**GIVEN INSTRUCTION**: Show all lines from the data that include the word "text".

>>

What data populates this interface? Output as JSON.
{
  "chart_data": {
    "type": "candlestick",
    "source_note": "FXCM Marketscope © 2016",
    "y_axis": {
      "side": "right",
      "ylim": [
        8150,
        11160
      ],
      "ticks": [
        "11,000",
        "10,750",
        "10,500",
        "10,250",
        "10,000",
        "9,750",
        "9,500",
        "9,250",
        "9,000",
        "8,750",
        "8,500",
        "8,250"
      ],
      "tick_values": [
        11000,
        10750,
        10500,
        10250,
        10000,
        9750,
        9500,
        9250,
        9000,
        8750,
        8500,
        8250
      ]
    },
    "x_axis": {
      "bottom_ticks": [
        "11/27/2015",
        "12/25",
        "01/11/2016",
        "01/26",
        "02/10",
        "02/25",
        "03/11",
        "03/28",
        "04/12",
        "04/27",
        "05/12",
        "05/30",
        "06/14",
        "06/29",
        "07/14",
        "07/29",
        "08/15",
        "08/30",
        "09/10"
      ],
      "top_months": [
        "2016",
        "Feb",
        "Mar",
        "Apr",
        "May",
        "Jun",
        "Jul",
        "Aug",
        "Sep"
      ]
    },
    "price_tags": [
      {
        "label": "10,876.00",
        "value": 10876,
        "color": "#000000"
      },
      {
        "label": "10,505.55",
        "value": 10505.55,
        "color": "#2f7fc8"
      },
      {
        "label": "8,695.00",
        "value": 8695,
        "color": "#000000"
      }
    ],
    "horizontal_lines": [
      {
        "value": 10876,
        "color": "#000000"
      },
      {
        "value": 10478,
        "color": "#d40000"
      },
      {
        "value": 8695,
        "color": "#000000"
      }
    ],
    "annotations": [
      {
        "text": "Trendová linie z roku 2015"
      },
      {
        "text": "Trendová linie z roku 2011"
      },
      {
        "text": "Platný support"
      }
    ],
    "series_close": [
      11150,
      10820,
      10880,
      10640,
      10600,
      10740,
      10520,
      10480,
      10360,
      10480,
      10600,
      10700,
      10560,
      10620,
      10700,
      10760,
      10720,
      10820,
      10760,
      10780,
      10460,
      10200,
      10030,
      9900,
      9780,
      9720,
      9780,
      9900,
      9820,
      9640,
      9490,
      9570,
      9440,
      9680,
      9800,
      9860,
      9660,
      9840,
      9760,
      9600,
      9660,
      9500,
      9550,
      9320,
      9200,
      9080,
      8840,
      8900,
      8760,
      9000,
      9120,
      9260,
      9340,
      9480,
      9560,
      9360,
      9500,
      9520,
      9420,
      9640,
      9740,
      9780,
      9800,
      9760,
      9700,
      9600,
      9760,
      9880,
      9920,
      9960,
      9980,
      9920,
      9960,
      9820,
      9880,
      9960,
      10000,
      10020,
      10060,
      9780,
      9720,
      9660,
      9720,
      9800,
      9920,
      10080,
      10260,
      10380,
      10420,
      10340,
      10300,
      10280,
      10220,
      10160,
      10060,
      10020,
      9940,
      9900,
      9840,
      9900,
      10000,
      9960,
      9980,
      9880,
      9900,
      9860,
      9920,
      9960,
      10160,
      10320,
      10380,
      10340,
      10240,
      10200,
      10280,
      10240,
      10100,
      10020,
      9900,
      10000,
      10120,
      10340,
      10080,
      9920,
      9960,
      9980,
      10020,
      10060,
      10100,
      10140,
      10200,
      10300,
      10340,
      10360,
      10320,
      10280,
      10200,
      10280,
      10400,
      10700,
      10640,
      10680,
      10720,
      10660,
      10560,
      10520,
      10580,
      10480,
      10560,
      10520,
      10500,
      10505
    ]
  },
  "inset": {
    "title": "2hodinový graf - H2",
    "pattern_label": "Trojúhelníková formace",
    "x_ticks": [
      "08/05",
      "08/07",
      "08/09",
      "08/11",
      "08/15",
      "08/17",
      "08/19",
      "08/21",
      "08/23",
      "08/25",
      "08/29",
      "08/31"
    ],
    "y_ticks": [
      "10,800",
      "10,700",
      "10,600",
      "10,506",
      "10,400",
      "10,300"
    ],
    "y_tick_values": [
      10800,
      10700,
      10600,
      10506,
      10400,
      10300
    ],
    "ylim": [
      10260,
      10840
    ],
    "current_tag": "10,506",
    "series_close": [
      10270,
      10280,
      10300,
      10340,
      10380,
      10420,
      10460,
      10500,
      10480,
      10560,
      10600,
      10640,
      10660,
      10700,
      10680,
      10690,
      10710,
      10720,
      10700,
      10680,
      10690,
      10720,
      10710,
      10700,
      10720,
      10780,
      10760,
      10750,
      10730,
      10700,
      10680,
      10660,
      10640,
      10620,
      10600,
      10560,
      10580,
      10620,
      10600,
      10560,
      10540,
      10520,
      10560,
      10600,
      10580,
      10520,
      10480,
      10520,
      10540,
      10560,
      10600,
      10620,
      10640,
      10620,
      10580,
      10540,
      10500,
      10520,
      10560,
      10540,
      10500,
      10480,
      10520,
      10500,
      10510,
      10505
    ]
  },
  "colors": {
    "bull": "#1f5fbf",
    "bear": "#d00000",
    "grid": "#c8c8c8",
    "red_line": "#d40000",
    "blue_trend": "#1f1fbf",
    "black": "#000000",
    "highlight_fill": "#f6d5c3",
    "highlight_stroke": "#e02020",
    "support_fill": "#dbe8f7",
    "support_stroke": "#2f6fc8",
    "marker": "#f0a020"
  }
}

<<

**RESULT OF THIS TASK**:
        "text": "Trendová linie z roku 2015"
        "text": "Trendová linie z roku 2011"
        "text": "Platný support"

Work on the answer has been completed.